» PROBLEM TO WORK ON
Word for word, quote all of the material, omitting the pictures.

:: MATERIALS PROVIDED

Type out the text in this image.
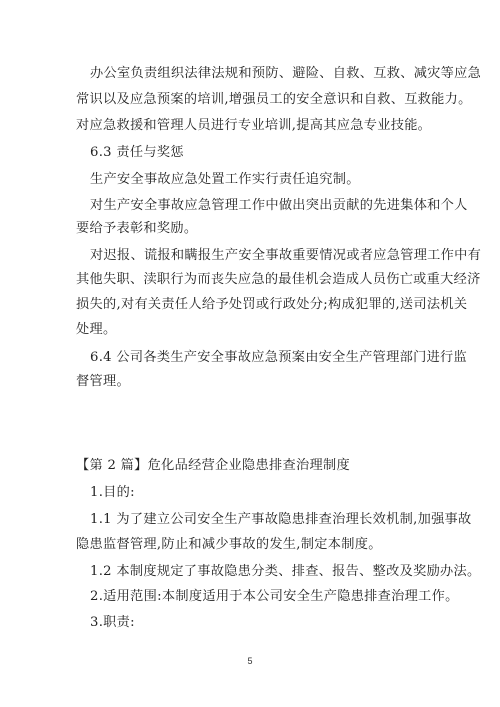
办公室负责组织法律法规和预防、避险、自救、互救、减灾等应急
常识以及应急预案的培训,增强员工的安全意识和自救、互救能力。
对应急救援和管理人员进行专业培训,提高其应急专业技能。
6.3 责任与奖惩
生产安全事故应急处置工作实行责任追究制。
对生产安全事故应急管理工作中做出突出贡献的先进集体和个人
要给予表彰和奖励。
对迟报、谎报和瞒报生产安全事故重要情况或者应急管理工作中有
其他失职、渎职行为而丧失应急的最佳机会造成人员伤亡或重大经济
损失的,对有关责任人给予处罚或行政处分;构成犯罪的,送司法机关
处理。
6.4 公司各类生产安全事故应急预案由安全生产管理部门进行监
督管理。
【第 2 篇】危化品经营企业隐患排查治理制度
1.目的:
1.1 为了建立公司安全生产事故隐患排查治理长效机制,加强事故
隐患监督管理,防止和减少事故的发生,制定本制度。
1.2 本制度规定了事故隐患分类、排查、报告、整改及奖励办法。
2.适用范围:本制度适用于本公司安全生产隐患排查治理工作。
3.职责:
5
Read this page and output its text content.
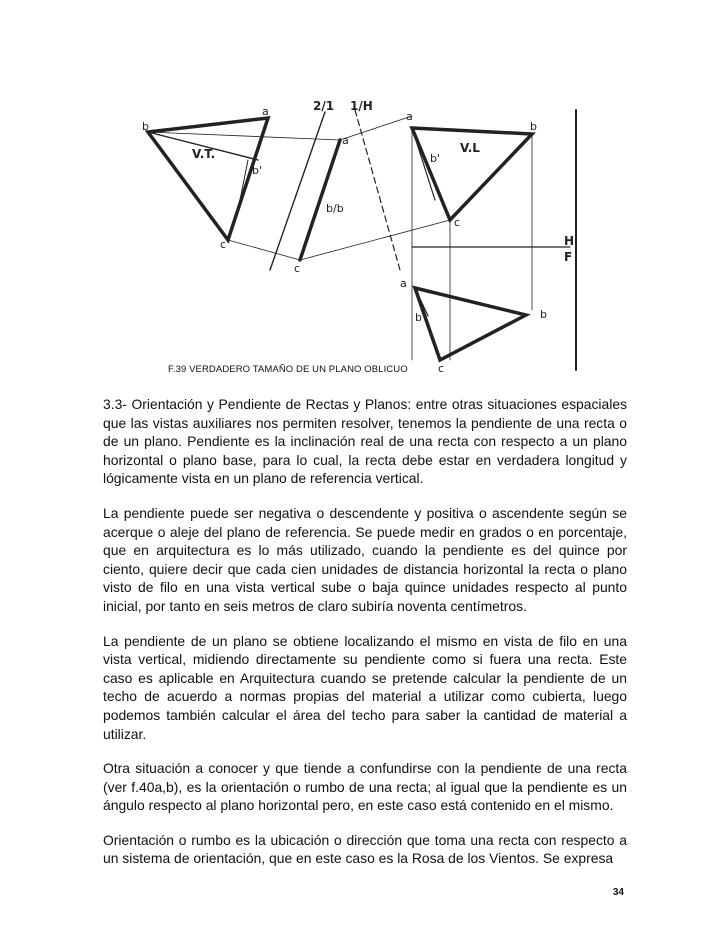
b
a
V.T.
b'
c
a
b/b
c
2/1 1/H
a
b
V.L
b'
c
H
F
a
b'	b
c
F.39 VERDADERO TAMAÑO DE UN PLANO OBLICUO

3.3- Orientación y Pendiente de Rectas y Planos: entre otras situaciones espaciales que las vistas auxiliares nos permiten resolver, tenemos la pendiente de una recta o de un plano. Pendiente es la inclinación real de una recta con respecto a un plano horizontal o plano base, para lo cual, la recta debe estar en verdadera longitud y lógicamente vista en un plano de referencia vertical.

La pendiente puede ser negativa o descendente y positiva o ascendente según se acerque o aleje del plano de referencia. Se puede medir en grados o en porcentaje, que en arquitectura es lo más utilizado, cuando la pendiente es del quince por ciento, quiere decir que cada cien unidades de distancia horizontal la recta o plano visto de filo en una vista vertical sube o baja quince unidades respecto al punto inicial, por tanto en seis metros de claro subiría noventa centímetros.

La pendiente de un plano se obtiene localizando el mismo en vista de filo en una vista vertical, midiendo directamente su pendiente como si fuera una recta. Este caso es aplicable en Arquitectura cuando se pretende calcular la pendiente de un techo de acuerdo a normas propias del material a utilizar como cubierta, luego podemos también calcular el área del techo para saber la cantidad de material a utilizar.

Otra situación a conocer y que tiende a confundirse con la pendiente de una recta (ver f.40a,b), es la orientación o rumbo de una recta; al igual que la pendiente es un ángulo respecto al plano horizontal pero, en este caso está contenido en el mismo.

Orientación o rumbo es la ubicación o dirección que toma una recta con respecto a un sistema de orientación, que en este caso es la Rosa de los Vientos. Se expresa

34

::::

» FULL ANSWER
Type out the text in this image.
办公室负责组织法律法规和预防、避险、自救、互救、减灾等应急
常识以及应急预案的培训,增强员工的安全意识和自救、互救能力。
对应急救援和管理人员进行专业培训,提高其应急专业技能。
6.3 责任与奖惩
生产安全事故应急处置工作实行责任追究制。
对生产安全事故应急管理工作中做出突出贡献的先进集体和个人
要给予表彰和奖励。
对迟报、谎报和瞒报生产安全事故重要情况或者应急管理工作中有
其他失职、渎职行为而丧失应急的最佳机会造成人员伤亡或重大经济
损失的,对有关责任人给予处罚或行政处分;构成犯罪的,送司法机关
处理。
6.4 公司各类生产安全事故应急预案由安全生产管理部门进行监
督管理。
【第 2 篇】危化品经营企业隐患排查治理制度
1.目的:
1.1 为了建立公司安全生产事故隐患排查治理长效机制,加强事故
隐患监督管理,防止和减少事故的发生,制定本制度。
1.2 本制度规定了事故隐患分类、排查、报告、整改及奖励办法。
2.适用范围:本制度适用于本公司安全生产隐患排查治理工作。
3.职责:
5
Read this page and output its text content.
b
a
V.T.
b'
c
a
b/b
c
2/1 1/H
a
b
V.L
b'
c
H
F
a
b'	b
c
F.39 VERDADERO TAMAÑO DE UN PLANO OBLICUO

3.3- Orientación y Pendiente de Rectas y Planos: entre otras situaciones espaciales que las vistas auxiliares nos permiten resolver, tenemos la pendiente de una recta o de un plano. Pendiente es la inclinación real de una recta con respecto a un plano horizontal o plano base, para lo cual, la recta debe estar en verdadera longitud y lógicamente vista en un plano de referencia vertical.

La pendiente puede ser negativa o descendente y positiva o ascendente según se acerque o aleje del plano de referencia. Se puede medir en grados o en porcentaje, que en arquitectura es lo más utilizado, cuando la pendiente es del quince por ciento, quiere decir que cada cien unidades de distancia horizontal la recta o plano visto de filo en una vista vertical sube o baja quince unidades respecto al punto inicial, por tanto en seis metros de claro subiría noventa centímetros.

La pendiente de un plano se obtiene localizando el mismo en vista de filo en una vista vertical, midiendo directamente su pendiente como si fuera una recta. Este caso es aplicable en Arquitectura cuando se pretende calcular la pendiente de un techo de acuerdo a normas propias del material a utilizar como cubierta, luego podemos también calcular el área del techo para saber la cantidad de material a utilizar.

Otra situación a conocer y que tiende a confundirse con la pendiente de una recta (ver f.40a,b), es la orientación o rumbo de una recta; al igual que la pendiente es un ángulo respecto al plano horizontal pero, en este caso está contenido en el mismo.

Orientación o rumbo es la ubicación o dirección que toma una recta con respecto a un sistema de orientación, que en este caso es la Rosa de los Vientos. Se expresa

34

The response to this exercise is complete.